- Stored rows -
◆ ◆ ◆ ◆
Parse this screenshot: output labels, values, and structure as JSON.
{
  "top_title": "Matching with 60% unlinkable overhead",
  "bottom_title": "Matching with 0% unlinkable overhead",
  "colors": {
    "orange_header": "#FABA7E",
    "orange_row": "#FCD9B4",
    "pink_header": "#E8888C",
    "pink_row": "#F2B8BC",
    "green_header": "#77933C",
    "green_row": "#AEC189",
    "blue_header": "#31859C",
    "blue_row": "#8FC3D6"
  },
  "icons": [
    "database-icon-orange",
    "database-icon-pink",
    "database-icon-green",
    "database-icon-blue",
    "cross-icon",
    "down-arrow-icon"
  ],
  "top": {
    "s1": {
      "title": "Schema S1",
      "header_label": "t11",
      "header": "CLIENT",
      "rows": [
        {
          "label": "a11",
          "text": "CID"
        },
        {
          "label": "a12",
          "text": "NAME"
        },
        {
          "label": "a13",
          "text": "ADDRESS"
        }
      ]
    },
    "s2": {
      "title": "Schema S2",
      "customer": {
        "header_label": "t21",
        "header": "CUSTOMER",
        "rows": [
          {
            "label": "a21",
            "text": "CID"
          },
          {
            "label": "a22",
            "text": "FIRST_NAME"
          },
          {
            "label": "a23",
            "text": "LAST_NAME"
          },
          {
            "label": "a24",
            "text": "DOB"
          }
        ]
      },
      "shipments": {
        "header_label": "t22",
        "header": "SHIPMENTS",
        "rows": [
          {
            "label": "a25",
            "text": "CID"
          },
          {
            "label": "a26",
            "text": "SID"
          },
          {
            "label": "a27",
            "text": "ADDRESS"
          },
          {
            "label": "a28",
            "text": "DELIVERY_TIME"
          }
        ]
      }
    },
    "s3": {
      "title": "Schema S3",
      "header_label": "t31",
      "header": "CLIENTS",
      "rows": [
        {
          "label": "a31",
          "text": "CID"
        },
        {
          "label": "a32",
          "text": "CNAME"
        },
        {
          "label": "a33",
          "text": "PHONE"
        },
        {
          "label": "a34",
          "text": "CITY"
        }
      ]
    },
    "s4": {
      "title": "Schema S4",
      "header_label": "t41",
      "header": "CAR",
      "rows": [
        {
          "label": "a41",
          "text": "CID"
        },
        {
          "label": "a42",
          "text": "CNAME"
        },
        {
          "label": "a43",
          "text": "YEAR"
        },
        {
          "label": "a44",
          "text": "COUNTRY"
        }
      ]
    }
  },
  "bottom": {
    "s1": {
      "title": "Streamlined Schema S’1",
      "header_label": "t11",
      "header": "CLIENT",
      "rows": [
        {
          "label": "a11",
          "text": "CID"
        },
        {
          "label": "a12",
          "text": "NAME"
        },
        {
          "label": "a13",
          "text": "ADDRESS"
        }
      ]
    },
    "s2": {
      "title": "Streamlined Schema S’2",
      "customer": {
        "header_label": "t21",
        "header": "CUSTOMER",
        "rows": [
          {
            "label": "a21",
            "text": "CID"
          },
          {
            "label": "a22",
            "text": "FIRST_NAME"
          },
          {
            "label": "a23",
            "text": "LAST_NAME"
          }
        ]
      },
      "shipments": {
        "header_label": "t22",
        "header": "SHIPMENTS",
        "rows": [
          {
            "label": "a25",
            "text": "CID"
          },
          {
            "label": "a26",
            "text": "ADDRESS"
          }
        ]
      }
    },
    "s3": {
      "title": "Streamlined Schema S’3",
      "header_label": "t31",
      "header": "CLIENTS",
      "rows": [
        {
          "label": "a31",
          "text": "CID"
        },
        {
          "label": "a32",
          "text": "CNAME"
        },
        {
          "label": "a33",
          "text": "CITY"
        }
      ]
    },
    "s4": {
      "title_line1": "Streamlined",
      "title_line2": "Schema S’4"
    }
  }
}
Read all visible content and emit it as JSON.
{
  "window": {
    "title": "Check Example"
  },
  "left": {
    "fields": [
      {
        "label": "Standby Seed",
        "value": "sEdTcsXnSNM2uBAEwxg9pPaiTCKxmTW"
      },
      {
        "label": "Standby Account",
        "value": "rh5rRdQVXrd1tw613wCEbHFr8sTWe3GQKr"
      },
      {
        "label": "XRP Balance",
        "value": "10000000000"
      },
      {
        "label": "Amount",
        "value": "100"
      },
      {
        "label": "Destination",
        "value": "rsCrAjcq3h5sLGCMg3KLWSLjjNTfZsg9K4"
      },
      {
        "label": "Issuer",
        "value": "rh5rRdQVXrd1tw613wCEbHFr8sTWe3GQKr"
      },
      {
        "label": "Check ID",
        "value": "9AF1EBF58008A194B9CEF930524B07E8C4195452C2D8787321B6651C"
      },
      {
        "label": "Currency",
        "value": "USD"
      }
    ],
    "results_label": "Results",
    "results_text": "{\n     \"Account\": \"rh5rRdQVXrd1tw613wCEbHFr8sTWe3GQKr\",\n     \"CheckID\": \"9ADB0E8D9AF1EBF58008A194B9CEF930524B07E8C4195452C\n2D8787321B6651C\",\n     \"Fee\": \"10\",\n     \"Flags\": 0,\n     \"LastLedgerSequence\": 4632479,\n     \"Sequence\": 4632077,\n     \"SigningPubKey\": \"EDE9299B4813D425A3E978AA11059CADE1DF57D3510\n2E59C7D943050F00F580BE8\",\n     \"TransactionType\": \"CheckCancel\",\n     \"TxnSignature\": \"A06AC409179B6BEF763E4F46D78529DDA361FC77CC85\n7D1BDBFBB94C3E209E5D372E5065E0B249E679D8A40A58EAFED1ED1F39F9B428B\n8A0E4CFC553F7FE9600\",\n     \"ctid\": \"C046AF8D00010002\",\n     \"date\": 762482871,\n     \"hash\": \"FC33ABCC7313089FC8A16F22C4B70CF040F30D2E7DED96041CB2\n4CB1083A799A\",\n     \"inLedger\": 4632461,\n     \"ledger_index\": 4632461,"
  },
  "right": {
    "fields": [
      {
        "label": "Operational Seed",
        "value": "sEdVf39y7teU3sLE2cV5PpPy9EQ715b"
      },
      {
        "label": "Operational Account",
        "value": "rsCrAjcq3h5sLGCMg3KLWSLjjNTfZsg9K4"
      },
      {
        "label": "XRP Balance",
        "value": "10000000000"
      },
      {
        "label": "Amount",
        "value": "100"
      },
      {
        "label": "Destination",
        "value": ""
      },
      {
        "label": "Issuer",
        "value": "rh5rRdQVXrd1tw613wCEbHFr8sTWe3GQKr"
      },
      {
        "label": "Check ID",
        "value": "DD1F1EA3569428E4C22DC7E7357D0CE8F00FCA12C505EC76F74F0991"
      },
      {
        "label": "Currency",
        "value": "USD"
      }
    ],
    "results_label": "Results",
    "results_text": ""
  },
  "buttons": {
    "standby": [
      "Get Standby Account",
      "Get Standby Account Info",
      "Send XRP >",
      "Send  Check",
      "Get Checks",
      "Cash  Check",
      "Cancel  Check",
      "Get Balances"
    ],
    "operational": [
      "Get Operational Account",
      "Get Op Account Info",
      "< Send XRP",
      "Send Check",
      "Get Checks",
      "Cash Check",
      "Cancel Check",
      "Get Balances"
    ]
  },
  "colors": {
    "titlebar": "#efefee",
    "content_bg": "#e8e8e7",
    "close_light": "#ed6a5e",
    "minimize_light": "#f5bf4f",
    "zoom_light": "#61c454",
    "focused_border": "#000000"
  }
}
◆ ◆ ◆ ◆
- Aim of the task -
Above are the records; copy all of them exactly.

- Final answer -
Parse this screenshot: output labels, values, and structure as JSON.
{
  "top_title": "Matching with 60% unlinkable overhead",
  "bottom_title": "Matching with 0% unlinkable overhead",
  "colors": {
    "orange_header": "#FABA7E",
    "orange_row": "#FCD9B4",
    "pink_header": "#E8888C",
    "pink_row": "#F2B8BC",
    "green_header": "#77933C",
    "green_row": "#AEC189",
    "blue_header": "#31859C",
    "blue_row": "#8FC3D6"
  },
  "icons": [
    "database-icon-orange",
    "database-icon-pink",
    "database-icon-green",
    "database-icon-blue",
    "cross-icon",
    "down-arrow-icon"
  ],
  "top": {
    "s1": {
      "title": "Schema S1",
      "header_label": "t11",
      "header": "CLIENT",
      "rows": [
        {
          "label": "a11",
          "text": "CID"
        },
        {
          "label": "a12",
          "text": "NAME"
        },
        {
          "label": "a13",
          "text": "ADDRESS"
        }
      ]
    },
    "s2": {
      "title": "Schema S2",
      "customer": {
        "header_label": "t21",
        "header": "CUSTOMER",
        "rows": [
          {
            "label": "a21",
            "text": "CID"
          },
          {
            "label": "a22",
            "text": "FIRST_NAME"
          },
          {
            "label": "a23",
            "text": "LAST_NAME"
          },
          {
            "label": "a24",
            "text": "DOB"
          }
        ]
      },
      "shipments": {
        "header_label": "t22",
        "header": "SHIPMENTS",
        "rows": [
          {
            "label": "a25",
            "text": "CID"
          },
          {
            "label": "a26",
            "text": "SID"
          },
          {
            "label": "a27",
            "text": "ADDRESS"
          },
          {
            "label": "a28",
            "text": "DELIVERY_TIME"
          }
        ]
      }
    },
    "s3": {
      "title": "Schema S3",
      "header_label": "t31",
      "header": "CLIENTS",
      "rows": [
        {
          "label": "a31",
          "text": "CID"
        },
        {
          "label": "a32",
          "text": "CNAME"
        },
        {
          "label": "a33",
          "text": "PHONE"
        },
        {
          "label": "a34",
          "text": "CITY"
        }
      ]
    },
    "s4": {
      "title": "Schema S4",
      "header_label": "t41",
      "header": "CAR",
      "rows": [
        {
          "label": "a41",
          "text": "CID"
        },
        {
          "label": "a42",
          "text": "CNAME"
        },
        {
          "label": "a43",
          "text": "YEAR"
        },
        {
          "label": "a44",
          "text": "COUNTRY"
        }
      ]
    }
  },
  "bottom": {
    "s1": {
      "title": "Streamlined Schema S’1",
      "header_label": "t11",
      "header": "CLIENT",
      "rows": [
        {
          "label": "a11",
          "text": "CID"
        },
        {
          "label": "a12",
          "text": "NAME"
        },
        {
          "label": "a13",
          "text": "ADDRESS"
        }
      ]
    },
    "s2": {
      "title": "Streamlined Schema S’2",
      "customer": {
        "header_label": "t21",
        "header": "CUSTOMER",
        "rows": [
          {
            "label": "a21",
            "text": "CID"
          },
          {
            "label": "a22",
            "text": "FIRST_NAME"
          },
          {
            "label": "a23",
            "text": "LAST_NAME"
          }
        ]
      },
      "shipments": {
        "header_label": "t22",
        "header": "SHIPMENTS",
        "rows": [
          {
            "label": "a25",
            "text": "CID"
          },
          {
            "label": "a26",
            "text": "ADDRESS"
          }
        ]
      }
    },
    "s3": {
      "title": "Streamlined Schema S’3",
      "header_label": "t31",
      "header": "CLIENTS",
      "rows": [
        {
          "label": "a31",
          "text": "CID"
        },
        {
          "label": "a32",
          "text": "CNAME"
        },
        {
          "label": "a33",
          "text": "CITY"
        }
      ]
    },
    "s4": {
      "title_line1": "Streamlined",
      "title_line2": "Schema S’4"
    }
  }
}
Read all visible content and emit it as JSON.
{
  "window": {
    "title": "Check Example"
  },
  "left": {
    "fields": [
      {
        "label": "Standby Seed",
        "value": "sEdTcsXnSNM2uBAEwxg9pPaiTCKxmTW"
      },
      {
        "label": "Standby Account",
        "value": "rh5rRdQVXrd1tw613wCEbHFr8sTWe3GQKr"
      },
      {
        "label": "XRP Balance",
        "value": "10000000000"
      },
      {
        "label": "Amount",
        "value": "100"
      },
      {
        "label": "Destination",
        "value": "rsCrAjcq3h5sLGCMg3KLWSLjjNTfZsg9K4"
      },
      {
        "label": "Issuer",
        "value": "rh5rRdQVXrd1tw613wCEbHFr8sTWe3GQKr"
      },
      {
        "label": "Check ID",
        "value": "9AF1EBF58008A194B9CEF930524B07E8C4195452C2D8787321B6651C"
      },
      {
        "label": "Currency",
        "value": "USD"
      }
    ],
    "results_label": "Results",
    "results_text": "{\n     \"Account\": \"rh5rRdQVXrd1tw613wCEbHFr8sTWe3GQKr\",\n     \"CheckID\": \"9ADB0E8D9AF1EBF58008A194B9CEF930524B07E8C4195452C\n2D8787321B6651C\",\n     \"Fee\": \"10\",\n     \"Flags\": 0,\n     \"LastLedgerSequence\": 4632479,\n     \"Sequence\": 4632077,\n     \"SigningPubKey\": \"EDE9299B4813D425A3E978AA11059CADE1DF57D3510\n2E59C7D943050F00F580BE8\",\n     \"TransactionType\": \"CheckCancel\",\n     \"TxnSignature\": \"A06AC409179B6BEF763E4F46D78529DDA361FC77CC85\n7D1BDBFBB94C3E209E5D372E5065E0B249E679D8A40A58EAFED1ED1F39F9B428B\n8A0E4CFC553F7FE9600\",\n     \"ctid\": \"C046AF8D00010002\",\n     \"date\": 762482871,\n     \"hash\": \"FC33ABCC7313089FC8A16F22C4B70CF040F30D2E7DED96041CB2\n4CB1083A799A\",\n     \"inLedger\": 4632461,\n     \"ledger_index\": 4632461,"
  },
  "right": {
    "fields": [
      {
        "label": "Operational Seed",
        "value": "sEdVf39y7teU3sLE2cV5PpPy9EQ715b"
      },
      {
        "label": "Operational Account",
        "value": "rsCrAjcq3h5sLGCMg3KLWSLjjNTfZsg9K4"
      },
      {
        "label": "XRP Balance",
        "value": "10000000000"
      },
      {
        "label": "Amount",
        "value": "100"
      },
      {
        "label": "Destination",
        "value": ""
      },
      {
        "label": "Issuer",
        "value": "rh5rRdQVXrd1tw613wCEbHFr8sTWe3GQKr"
      },
      {
        "label": "Check ID",
        "value": "DD1F1EA3569428E4C22DC7E7357D0CE8F00FCA12C505EC76F74F0991"
      },
      {
        "label": "Currency",
        "value": "USD"
      }
    ],
    "results_label": "Results",
    "results_text": ""
  },
  "buttons": {
    "standby": [
      "Get Standby Account",
      "Get Standby Account Info",
      "Send XRP >",
      "Send  Check",
      "Get Checks",
      "Cash  Check",
      "Cancel  Check",
      "Get Balances"
    ],
    "operational": [
      "Get Operational Account",
      "Get Op Account Info",
      "< Send XRP",
      "Send Check",
      "Get Checks",
      "Cash Check",
      "Cancel Check",
      "Get Balances"
    ]
  },
  "colors": {
    "titlebar": "#efefee",
    "content_bg": "#e8e8e7",
    "close_light": "#ed6a5e",
    "minimize_light": "#f5bf4f",
    "zoom_light": "#61c454",
    "focused_border": "#000000"
  }
}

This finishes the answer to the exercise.